Exercise prompt
Filter the records below and copy every line containing the word "this".

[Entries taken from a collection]
begin

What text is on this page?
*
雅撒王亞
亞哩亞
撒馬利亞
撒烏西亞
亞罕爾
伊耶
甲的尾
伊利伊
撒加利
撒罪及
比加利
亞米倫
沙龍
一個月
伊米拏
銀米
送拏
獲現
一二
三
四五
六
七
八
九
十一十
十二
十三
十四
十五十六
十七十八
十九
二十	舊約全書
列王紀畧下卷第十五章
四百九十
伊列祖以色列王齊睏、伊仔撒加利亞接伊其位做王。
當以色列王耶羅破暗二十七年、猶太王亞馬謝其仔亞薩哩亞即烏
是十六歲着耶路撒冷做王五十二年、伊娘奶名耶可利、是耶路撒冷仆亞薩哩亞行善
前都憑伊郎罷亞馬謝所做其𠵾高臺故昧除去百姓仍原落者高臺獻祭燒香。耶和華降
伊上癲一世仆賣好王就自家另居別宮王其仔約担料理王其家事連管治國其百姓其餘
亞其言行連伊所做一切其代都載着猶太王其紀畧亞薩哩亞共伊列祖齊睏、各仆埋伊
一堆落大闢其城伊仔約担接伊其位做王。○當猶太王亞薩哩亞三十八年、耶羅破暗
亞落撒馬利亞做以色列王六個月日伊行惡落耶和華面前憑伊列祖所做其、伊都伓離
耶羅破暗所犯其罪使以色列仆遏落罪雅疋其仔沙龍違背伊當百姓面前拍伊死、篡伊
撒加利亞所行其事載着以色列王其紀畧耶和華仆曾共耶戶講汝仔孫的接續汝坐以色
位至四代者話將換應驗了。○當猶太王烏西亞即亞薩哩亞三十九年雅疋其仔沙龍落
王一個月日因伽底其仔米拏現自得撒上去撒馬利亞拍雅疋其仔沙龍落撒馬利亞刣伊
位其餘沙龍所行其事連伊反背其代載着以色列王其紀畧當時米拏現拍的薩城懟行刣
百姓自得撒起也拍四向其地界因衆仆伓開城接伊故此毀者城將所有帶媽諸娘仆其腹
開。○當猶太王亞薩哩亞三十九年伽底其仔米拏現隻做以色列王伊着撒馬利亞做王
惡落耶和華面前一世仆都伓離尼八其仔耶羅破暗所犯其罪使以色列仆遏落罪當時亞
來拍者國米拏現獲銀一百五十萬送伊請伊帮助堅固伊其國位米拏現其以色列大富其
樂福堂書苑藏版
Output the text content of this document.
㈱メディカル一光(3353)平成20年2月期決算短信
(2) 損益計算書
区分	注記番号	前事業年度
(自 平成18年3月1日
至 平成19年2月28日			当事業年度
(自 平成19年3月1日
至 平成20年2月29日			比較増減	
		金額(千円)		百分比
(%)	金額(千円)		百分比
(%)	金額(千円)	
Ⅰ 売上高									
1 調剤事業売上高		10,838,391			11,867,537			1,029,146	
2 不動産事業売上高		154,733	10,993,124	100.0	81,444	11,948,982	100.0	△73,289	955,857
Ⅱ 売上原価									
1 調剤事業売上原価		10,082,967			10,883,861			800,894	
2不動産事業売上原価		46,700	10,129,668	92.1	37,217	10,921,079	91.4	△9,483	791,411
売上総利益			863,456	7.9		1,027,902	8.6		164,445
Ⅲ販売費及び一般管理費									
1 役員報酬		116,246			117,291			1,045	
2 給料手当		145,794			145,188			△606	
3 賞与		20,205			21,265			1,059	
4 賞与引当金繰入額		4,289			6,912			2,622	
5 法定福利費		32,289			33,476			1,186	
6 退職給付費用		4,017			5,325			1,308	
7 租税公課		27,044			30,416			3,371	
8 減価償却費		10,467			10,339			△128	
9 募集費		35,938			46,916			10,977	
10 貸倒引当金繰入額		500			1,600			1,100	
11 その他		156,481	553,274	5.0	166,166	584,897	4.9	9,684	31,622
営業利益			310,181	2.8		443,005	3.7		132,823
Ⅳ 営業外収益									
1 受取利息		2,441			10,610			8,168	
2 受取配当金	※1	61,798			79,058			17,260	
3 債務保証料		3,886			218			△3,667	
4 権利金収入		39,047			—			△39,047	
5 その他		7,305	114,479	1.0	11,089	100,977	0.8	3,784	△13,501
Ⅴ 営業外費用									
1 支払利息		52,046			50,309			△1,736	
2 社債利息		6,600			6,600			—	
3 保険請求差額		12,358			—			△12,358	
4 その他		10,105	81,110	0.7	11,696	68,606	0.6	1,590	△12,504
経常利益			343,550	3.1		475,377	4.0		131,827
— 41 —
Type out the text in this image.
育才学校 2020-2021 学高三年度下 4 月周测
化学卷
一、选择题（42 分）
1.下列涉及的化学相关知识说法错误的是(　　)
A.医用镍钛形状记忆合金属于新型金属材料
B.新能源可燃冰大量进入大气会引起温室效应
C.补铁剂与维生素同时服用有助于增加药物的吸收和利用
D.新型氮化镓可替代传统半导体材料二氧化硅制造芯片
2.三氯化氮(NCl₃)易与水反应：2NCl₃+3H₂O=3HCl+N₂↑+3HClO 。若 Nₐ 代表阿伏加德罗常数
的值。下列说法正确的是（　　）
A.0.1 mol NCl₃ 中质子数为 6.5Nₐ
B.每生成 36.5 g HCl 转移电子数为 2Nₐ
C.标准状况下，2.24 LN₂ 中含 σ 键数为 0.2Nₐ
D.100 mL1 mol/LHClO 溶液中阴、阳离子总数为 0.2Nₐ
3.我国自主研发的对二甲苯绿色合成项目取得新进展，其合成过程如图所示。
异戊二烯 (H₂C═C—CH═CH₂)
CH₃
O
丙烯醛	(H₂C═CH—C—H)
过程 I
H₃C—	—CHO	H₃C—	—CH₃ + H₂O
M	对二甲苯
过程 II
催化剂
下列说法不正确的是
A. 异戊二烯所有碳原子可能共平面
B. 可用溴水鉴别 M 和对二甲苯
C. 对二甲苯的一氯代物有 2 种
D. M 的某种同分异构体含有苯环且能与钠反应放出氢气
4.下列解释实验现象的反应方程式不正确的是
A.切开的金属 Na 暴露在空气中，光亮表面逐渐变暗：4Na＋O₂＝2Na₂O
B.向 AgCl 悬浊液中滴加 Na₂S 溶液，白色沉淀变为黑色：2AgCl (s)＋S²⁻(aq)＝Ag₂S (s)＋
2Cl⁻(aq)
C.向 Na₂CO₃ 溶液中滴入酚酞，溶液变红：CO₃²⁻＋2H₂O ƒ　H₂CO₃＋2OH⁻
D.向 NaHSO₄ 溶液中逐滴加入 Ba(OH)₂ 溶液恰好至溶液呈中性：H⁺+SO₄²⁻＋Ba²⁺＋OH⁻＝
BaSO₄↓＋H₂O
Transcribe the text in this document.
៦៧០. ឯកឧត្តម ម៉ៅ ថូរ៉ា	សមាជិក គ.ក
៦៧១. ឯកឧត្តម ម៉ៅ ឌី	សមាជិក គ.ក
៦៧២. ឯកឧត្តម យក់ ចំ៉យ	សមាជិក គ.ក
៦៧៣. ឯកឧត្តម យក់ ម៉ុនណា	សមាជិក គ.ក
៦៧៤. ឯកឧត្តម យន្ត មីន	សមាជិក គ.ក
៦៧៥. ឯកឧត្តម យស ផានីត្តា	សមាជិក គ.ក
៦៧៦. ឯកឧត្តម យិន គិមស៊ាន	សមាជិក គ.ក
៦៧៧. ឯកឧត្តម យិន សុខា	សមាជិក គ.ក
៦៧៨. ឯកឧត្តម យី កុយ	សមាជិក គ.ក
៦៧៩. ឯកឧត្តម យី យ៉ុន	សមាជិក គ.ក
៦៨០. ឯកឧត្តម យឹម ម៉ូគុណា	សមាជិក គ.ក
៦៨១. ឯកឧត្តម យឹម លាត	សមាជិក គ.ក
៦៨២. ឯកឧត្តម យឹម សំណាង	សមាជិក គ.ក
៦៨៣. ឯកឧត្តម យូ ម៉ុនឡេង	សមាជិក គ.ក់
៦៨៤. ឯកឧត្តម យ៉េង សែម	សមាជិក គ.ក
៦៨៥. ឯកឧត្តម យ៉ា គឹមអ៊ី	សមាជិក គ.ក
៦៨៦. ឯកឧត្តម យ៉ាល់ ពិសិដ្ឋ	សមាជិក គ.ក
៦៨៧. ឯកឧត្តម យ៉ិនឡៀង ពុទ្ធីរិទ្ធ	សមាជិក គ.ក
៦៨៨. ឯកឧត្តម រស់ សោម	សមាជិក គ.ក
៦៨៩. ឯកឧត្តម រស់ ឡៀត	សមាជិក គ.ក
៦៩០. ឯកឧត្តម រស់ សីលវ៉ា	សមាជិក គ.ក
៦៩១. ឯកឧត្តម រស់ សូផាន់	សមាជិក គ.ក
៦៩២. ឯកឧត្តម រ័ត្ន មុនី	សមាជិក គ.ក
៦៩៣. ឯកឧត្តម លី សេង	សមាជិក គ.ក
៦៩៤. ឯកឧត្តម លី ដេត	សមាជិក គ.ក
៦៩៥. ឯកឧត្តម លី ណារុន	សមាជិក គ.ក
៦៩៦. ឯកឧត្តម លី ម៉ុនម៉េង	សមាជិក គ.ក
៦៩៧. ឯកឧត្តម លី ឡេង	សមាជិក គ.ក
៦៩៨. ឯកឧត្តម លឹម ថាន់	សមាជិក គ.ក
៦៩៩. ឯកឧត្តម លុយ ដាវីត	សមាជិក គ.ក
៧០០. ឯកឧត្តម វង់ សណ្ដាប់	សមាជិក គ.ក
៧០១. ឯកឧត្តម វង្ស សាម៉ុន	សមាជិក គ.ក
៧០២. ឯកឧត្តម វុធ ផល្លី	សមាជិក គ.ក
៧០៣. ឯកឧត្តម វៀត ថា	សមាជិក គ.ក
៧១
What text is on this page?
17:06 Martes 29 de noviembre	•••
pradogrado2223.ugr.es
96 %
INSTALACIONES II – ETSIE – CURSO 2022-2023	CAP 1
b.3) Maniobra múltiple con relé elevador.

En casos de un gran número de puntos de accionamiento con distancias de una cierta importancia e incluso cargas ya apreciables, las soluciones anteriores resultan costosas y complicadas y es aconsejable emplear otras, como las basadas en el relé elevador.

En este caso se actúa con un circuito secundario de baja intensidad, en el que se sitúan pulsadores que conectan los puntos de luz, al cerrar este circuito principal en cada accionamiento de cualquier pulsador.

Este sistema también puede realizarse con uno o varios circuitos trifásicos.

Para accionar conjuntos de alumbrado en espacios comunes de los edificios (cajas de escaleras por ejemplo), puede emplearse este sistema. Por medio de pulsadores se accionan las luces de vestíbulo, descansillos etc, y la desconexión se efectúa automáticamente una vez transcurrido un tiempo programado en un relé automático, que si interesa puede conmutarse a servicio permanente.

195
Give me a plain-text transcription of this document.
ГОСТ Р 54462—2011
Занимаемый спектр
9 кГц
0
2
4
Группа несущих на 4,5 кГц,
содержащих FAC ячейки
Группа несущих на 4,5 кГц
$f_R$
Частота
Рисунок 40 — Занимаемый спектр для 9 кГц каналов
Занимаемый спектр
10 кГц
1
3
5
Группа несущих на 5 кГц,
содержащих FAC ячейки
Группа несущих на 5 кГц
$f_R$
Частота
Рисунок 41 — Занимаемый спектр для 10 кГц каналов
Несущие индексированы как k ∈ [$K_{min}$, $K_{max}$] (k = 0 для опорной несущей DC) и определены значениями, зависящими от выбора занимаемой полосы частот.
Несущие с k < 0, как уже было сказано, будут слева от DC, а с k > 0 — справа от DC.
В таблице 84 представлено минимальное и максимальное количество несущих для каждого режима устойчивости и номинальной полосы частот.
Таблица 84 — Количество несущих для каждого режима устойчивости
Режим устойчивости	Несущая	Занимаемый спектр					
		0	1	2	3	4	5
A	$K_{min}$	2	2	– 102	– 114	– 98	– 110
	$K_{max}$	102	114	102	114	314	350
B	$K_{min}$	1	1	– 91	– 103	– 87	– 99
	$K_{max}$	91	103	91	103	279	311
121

end

Task result
What text is on this page?
Output the text content of this document.
Type out the text in this image.
Transcribe the text in this document.
What text is on this page?
Give me a plain-text transcription of this document.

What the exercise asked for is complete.